EXERCISE AIM: Write down every entry below once more, exactly.

LISTING:
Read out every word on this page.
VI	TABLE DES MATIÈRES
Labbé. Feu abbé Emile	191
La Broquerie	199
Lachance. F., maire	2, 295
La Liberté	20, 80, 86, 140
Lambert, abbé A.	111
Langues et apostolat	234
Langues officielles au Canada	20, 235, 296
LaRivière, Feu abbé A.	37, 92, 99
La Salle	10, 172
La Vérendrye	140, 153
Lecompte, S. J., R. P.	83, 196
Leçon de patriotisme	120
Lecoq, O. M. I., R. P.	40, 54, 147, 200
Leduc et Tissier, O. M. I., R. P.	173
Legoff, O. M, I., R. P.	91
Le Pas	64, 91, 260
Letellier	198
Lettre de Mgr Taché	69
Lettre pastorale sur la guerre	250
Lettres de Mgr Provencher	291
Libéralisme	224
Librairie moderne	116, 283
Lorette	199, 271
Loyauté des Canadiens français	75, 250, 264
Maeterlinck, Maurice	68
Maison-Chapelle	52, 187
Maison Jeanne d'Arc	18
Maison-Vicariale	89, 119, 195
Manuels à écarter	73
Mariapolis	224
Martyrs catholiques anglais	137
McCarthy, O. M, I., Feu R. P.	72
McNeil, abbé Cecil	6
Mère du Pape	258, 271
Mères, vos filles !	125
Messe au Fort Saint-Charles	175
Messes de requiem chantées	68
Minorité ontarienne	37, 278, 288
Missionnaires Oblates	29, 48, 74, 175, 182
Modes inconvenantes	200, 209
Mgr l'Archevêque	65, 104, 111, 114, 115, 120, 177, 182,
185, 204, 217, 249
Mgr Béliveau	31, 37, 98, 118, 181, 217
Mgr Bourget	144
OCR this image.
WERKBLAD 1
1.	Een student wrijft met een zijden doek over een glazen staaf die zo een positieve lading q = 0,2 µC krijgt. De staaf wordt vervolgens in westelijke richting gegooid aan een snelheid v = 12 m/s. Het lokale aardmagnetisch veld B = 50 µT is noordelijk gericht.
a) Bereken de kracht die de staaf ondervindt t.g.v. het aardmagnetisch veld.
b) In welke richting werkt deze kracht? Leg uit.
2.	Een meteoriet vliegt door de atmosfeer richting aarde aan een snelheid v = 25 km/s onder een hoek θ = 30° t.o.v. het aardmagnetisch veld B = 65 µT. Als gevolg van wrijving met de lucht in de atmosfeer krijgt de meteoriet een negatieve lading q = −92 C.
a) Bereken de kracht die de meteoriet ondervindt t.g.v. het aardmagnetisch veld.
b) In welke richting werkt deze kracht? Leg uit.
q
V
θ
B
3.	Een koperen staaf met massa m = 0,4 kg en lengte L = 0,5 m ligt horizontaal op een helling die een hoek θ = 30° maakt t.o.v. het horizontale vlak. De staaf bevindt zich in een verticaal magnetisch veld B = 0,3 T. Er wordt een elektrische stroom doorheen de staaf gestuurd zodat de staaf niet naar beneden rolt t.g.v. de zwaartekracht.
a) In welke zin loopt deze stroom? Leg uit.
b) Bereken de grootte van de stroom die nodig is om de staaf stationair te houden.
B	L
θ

ANSWER FOR THIS EXERCISE:
Read out every word on this page.
VI	TABLE DES MATIÈRES
Labbé. Feu abbé Emile	191
La Broquerie	199
Lachance. F., maire	2, 295
La Liberté	20, 80, 86, 140
Lambert, abbé A.	111
Langues et apostolat	234
Langues officielles au Canada	20, 235, 296
LaRivière, Feu abbé A.	37, 92, 99
La Salle	10, 172
La Vérendrye	140, 153
Lecompte, S. J., R. P.	83, 196
Leçon de patriotisme	120
Lecoq, O. M. I., R. P.	40, 54, 147, 200
Leduc et Tissier, O. M. I., R. P.	173
Legoff, O. M, I., R. P.	91
Le Pas	64, 91, 260
Letellier	198
Lettre de Mgr Taché	69
Lettre pastorale sur la guerre	250
Lettres de Mgr Provencher	291
Libéralisme	224
Librairie moderne	116, 283
Lorette	199, 271
Loyauté des Canadiens français	75, 250, 264
Maeterlinck, Maurice	68
Maison-Chapelle	52, 187
Maison Jeanne d'Arc	18
Maison-Vicariale	89, 119, 195
Manuels à écarter	73
Mariapolis	224
Martyrs catholiques anglais	137
McCarthy, O. M, I., Feu R. P.	72
McNeil, abbé Cecil	6
Mère du Pape	258, 271
Mères, vos filles !	125
Messe au Fort Saint-Charles	175
Messes de requiem chantées	68
Minorité ontarienne	37, 278, 288
Missionnaires Oblates	29, 48, 74, 175, 182
Modes inconvenantes	200, 209
Mgr l'Archevêque	65, 104, 111, 114, 115, 120, 177, 182,
185, 204, 217, 249
Mgr Béliveau	31, 37, 98, 118, 181, 217
Mgr Bourget	144
OCR this image.
WERKBLAD 1
1.	Een student wrijft met een zijden doek over een glazen staaf die zo een positieve lading q = 0,2 µC krijgt. De staaf wordt vervolgens in westelijke richting gegooid aan een snelheid v = 12 m/s. Het lokale aardmagnetisch veld B = 50 µT is noordelijk gericht.
a) Bereken de kracht die de staaf ondervindt t.g.v. het aardmagnetisch veld.
b) In welke richting werkt deze kracht? Leg uit.
2.	Een meteoriet vliegt door de atmosfeer richting aarde aan een snelheid v = 25 km/s onder een hoek θ = 30° t.o.v. het aardmagnetisch veld B = 65 µT. Als gevolg van wrijving met de lucht in de atmosfeer krijgt de meteoriet een negatieve lading q = −92 C.
a) Bereken de kracht die de meteoriet ondervindt t.g.v. het aardmagnetisch veld.
b) In welke richting werkt deze kracht? Leg uit.
q
V
θ
B
3.	Een koperen staaf met massa m = 0,4 kg en lengte L = 0,5 m ligt horizontaal op een helling die een hoek θ = 30° maakt t.o.v. het horizontale vlak. De staaf bevindt zich in een verticaal magnetisch veld B = 0,3 T. Er wordt een elektrische stroom doorheen de staaf gestuurd zodat de staaf niet naar beneden rolt t.g.v. de zwaartekracht.
a) In welke zin loopt deze stroom? Leg uit.
b) Bereken de grootte van de stroom die nodig is om de staaf stationair te houden.
B	L
θ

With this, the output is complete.